SUPPLIED ENTRIES:
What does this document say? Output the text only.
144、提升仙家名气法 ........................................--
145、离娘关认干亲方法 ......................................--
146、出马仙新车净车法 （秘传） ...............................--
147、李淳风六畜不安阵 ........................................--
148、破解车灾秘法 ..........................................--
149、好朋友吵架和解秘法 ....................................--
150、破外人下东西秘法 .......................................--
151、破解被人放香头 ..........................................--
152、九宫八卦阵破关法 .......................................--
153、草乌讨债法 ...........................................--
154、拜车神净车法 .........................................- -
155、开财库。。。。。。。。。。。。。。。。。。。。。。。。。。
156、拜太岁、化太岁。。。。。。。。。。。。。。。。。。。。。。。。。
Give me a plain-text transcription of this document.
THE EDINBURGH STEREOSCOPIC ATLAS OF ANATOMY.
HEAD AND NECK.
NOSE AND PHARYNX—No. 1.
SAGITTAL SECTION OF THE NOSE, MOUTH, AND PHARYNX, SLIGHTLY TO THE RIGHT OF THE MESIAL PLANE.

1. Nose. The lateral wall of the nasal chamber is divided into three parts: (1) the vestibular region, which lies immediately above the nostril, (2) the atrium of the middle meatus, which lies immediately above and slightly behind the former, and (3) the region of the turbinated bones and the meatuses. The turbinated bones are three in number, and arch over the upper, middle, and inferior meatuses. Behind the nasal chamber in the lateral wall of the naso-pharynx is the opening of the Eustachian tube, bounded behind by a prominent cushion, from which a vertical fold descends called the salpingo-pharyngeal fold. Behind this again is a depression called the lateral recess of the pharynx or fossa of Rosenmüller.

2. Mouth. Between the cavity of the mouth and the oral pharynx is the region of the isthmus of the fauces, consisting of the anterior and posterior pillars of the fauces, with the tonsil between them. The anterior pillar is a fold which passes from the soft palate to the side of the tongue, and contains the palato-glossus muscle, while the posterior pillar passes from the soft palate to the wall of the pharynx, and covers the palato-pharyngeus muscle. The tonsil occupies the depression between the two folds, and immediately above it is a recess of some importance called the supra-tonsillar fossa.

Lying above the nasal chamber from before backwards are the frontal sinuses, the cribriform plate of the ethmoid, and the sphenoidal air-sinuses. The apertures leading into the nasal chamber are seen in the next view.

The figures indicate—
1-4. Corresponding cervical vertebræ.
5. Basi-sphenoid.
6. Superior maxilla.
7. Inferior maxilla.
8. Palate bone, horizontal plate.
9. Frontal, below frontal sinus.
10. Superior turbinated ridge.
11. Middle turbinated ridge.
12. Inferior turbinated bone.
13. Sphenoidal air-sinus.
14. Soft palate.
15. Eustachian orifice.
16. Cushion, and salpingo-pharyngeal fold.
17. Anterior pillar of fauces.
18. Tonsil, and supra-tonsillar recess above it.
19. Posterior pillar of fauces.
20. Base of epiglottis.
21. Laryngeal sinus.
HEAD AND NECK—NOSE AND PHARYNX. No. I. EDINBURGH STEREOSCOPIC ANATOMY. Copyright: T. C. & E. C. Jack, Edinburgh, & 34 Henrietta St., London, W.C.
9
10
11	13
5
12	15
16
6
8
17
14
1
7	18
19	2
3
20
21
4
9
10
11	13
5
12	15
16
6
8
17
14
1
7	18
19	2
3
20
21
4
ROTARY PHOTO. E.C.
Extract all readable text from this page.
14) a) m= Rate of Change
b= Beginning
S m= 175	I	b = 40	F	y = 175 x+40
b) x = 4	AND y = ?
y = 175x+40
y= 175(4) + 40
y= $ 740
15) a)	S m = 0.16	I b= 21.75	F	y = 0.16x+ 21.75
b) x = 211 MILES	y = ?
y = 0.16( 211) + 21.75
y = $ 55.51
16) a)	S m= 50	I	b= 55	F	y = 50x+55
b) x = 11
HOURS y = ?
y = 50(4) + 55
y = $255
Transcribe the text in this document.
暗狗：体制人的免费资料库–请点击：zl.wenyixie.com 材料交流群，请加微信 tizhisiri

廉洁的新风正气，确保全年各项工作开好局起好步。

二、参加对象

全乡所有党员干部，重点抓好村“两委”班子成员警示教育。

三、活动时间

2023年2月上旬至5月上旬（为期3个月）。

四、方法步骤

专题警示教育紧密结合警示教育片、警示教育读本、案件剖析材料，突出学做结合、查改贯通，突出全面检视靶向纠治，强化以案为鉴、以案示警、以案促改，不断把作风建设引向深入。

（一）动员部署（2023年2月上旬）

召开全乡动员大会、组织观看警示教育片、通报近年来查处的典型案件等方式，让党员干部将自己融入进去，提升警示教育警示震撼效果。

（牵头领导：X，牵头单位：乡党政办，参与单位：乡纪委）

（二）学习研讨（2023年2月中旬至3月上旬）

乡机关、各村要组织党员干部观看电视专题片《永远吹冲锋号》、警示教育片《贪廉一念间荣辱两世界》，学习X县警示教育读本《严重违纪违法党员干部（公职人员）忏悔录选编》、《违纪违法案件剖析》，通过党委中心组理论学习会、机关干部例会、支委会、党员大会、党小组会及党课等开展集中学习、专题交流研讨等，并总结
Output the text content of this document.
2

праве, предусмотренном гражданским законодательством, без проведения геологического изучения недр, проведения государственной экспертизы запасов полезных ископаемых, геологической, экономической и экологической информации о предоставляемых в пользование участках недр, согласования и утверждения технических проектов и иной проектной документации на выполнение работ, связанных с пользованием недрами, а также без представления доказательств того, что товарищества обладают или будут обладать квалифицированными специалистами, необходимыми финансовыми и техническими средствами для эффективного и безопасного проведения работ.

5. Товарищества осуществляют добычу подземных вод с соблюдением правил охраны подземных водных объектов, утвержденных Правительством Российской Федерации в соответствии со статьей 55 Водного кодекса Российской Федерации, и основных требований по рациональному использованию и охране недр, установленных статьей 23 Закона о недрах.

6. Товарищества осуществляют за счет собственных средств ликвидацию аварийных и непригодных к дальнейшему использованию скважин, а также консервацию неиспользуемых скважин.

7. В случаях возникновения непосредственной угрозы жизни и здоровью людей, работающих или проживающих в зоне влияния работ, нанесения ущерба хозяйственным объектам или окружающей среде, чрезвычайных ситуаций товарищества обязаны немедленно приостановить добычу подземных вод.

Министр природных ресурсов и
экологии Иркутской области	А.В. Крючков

WHAT TO PRODUCE: Reproduce the material precisely, including every line.

COMPLETED TASK:
What does this document say? Output the text only.
144、提升仙家名气法 ........................................--
145、离娘关认干亲方法 ......................................--
146、出马仙新车净车法 （秘传） ...............................--
147、李淳风六畜不安阵 ........................................--
148、破解车灾秘法 ..........................................--
149、好朋友吵架和解秘法 ....................................--
150、破外人下东西秘法 .......................................--
151、破解被人放香头 ..........................................--
152、九宫八卦阵破关法 .......................................--
153、草乌讨债法 ...........................................--
154、拜车神净车法 .........................................- -
155、开财库。。。。。。。。。。。。。。。。。。。。。。。。。。
156、拜太岁、化太岁。。。。。。。。。。。。。。。。。。。。。。。。。
Give me a plain-text transcription of this document.
THE EDINBURGH STEREOSCOPIC ATLAS OF ANATOMY.
HEAD AND NECK.
NOSE AND PHARYNX—No. 1.
SAGITTAL SECTION OF THE NOSE, MOUTH, AND PHARYNX, SLIGHTLY TO THE RIGHT OF THE MESIAL PLANE.

1. Nose. The lateral wall of the nasal chamber is divided into three parts: (1) the vestibular region, which lies immediately above the nostril, (2) the atrium of the middle meatus, which lies immediately above and slightly behind the former, and (3) the region of the turbinated bones and the meatuses. The turbinated bones are three in number, and arch over the upper, middle, and inferior meatuses. Behind the nasal chamber in the lateral wall of the naso-pharynx is the opening of the Eustachian tube, bounded behind by a prominent cushion, from which a vertical fold descends called the salpingo-pharyngeal fold. Behind this again is a depression called the lateral recess of the pharynx or fossa of Rosenmüller.

2. Mouth. Between the cavity of the mouth and the oral pharynx is the region of the isthmus of the fauces, consisting of the anterior and posterior pillars of the fauces, with the tonsil between them. The anterior pillar is a fold which passes from the soft palate to the side of the tongue, and contains the palato-glossus muscle, while the posterior pillar passes from the soft palate to the wall of the pharynx, and covers the palato-pharyngeus muscle. The tonsil occupies the depression between the two folds, and immediately above it is a recess of some importance called the supra-tonsillar fossa.

Lying above the nasal chamber from before backwards are the frontal sinuses, the cribriform plate of the ethmoid, and the sphenoidal air-sinuses. The apertures leading into the nasal chamber are seen in the next view.

The figures indicate—
1-4. Corresponding cervical vertebræ.
5. Basi-sphenoid.
6. Superior maxilla.
7. Inferior maxilla.
8. Palate bone, horizontal plate.
9. Frontal, below frontal sinus.
10. Superior turbinated ridge.
11. Middle turbinated ridge.
12. Inferior turbinated bone.
13. Sphenoidal air-sinus.
14. Soft palate.
15. Eustachian orifice.
16. Cushion, and salpingo-pharyngeal fold.
17. Anterior pillar of fauces.
18. Tonsil, and supra-tonsillar recess above it.
19. Posterior pillar of fauces.
20. Base of epiglottis.
21. Laryngeal sinus.
HEAD AND NECK—NOSE AND PHARYNX. No. I. EDINBURGH STEREOSCOPIC ANATOMY. Copyright: T. C. & E. C. Jack, Edinburgh, & 34 Henrietta St., London, W.C.
9
10
11	13
5
12	15
16
6
8
17
14
1
7	18
19	2
3
20
21
4
9
10
11	13
5
12	15
16
6
8
17
14
1
7	18
19	2
3
20
21
4
ROTARY PHOTO. E.C.
Extract all readable text from this page.
14) a) m= Rate of Change
b= Beginning
S m= 175	I	b = 40	F	y = 175 x+40
b) x = 4	AND y = ?
y = 175x+40
y= 175(4) + 40
y= $ 740
15) a)	S m = 0.16	I b= 21.75	F	y = 0.16x+ 21.75
b) x = 211 MILES	y = ?
y = 0.16( 211) + 21.75
y = $ 55.51
16) a)	S m= 50	I	b= 55	F	y = 50x+55
b) x = 11
HOURS y = ?
y = 50(4) + 55
y = $255
Transcribe the text in this document.
暗狗：体制人的免费资料库–请点击：zl.wenyixie.com 材料交流群，请加微信 tizhisiri

廉洁的新风正气，确保全年各项工作开好局起好步。

二、参加对象

全乡所有党员干部，重点抓好村“两委”班子成员警示教育。

三、活动时间

2023年2月上旬至5月上旬（为期3个月）。

四、方法步骤

专题警示教育紧密结合警示教育片、警示教育读本、案件剖析材料，突出学做结合、查改贯通，突出全面检视靶向纠治，强化以案为鉴、以案示警、以案促改，不断把作风建设引向深入。

（一）动员部署（2023年2月上旬）

召开全乡动员大会、组织观看警示教育片、通报近年来查处的典型案件等方式，让党员干部将自己融入进去，提升警示教育警示震撼效果。

（牵头领导：X，牵头单位：乡党政办，参与单位：乡纪委）

（二）学习研讨（2023年2月中旬至3月上旬）

乡机关、各村要组织党员干部观看电视专题片《永远吹冲锋号》、警示教育片《贪廉一念间荣辱两世界》，学习X县警示教育读本《严重违纪违法党员干部（公职人员）忏悔录选编》、《违纪违法案件剖析》，通过党委中心组理论学习会、机关干部例会、支委会、党员大会、党小组会及党课等开展集中学习、专题交流研讨等，并总结
Output the text content of this document.
2

праве, предусмотренном гражданским законодательством, без проведения геологического изучения недр, проведения государственной экспертизы запасов полезных ископаемых, геологической, экономической и экологической информации о предоставляемых в пользование участках недр, согласования и утверждения технических проектов и иной проектной документации на выполнение работ, связанных с пользованием недрами, а также без представления доказательств того, что товарищества обладают или будут обладать квалифицированными специалистами, необходимыми финансовыми и техническими средствами для эффективного и безопасного проведения работ.

5. Товарищества осуществляют добычу подземных вод с соблюдением правил охраны подземных водных объектов, утвержденных Правительством Российской Федерации в соответствии со статьей 55 Водного кодекса Российской Федерации, и основных требований по рациональному использованию и охране недр, установленных статьей 23 Закона о недрах.

6. Товарищества осуществляют за счет собственных средств ликвидацию аварийных и непригодных к дальнейшему использованию скважин, а также консервацию неиспользуемых скважин.

7. В случаях возникновения непосредственной угрозы жизни и здоровью людей, работающих или проживающих в зоне влияния работ, нанесения ущерба хозяйственным объектам или окружающей среде, чрезвычайных ситуаций товарищества обязаны немедленно приостановить добычу подземных вод.

Министр природных ресурсов и
экологии Иркутской области	А.В. Крючков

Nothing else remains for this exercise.